§ **WHAT IS NEEDED**:
Show all lines that include the string "note"; copy each one.

[Records from a collection of figures]

# # # # #

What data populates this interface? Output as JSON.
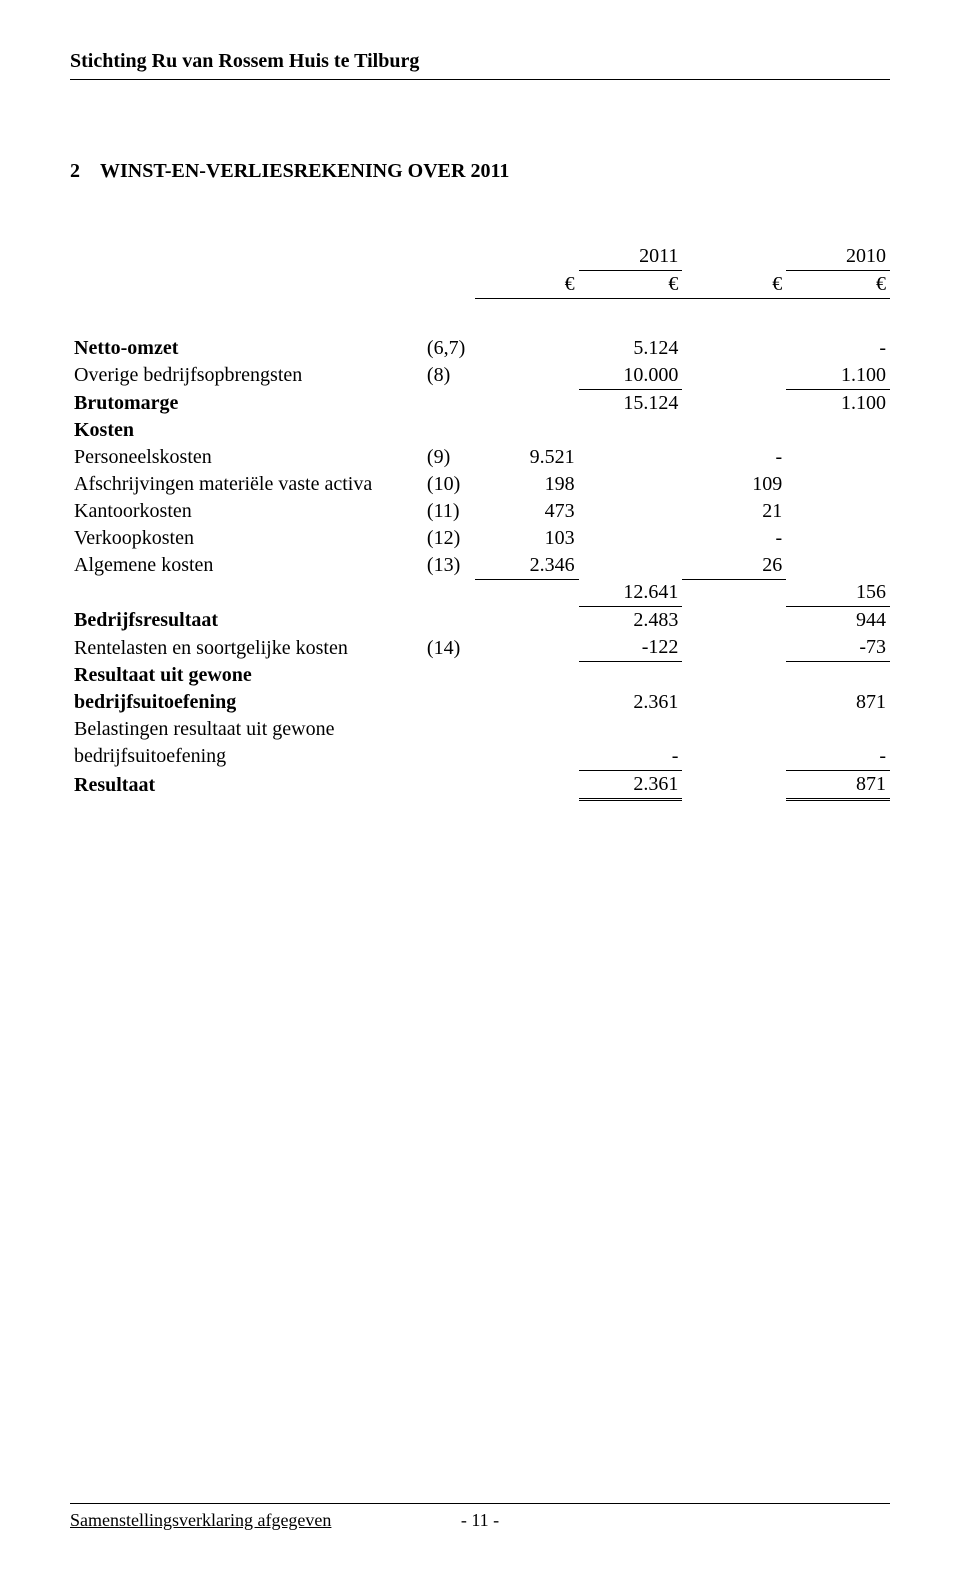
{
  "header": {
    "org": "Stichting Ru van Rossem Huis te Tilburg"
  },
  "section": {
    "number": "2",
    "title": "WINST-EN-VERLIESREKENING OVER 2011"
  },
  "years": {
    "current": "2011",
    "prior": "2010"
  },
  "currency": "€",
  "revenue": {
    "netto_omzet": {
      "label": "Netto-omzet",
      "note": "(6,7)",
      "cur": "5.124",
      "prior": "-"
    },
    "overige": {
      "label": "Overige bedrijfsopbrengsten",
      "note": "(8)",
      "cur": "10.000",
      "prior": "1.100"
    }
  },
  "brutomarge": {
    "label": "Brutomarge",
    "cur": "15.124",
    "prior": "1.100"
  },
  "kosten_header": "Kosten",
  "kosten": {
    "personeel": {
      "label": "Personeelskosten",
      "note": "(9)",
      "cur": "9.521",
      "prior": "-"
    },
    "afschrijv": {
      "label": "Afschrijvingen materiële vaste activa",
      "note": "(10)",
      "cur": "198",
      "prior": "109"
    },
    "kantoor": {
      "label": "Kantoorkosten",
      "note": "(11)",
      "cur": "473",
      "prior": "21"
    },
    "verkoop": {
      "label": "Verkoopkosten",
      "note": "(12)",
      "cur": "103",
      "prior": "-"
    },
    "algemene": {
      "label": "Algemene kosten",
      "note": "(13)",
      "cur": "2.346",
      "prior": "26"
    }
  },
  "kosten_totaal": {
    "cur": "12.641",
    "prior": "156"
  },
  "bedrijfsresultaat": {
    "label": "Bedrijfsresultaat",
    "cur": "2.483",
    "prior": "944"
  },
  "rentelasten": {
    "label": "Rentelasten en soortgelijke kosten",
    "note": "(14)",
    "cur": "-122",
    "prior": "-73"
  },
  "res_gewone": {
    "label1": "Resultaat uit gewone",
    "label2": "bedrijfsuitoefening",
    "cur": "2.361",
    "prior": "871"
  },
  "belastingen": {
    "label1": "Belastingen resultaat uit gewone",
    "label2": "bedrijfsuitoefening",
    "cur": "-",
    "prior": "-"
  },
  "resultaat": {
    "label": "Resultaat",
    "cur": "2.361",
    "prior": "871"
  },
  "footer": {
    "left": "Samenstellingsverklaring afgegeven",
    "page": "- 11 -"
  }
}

# # # # #

§ **SOLUTION TO THIS EXERCISE**:
      "note": "(6,7)",
      "note": "(8)",
      "note": "(9)",
      "note": "(10)",
      "note": "(11)",
      "note": "(12)",
      "note": "(13)",
    "note": "(14)",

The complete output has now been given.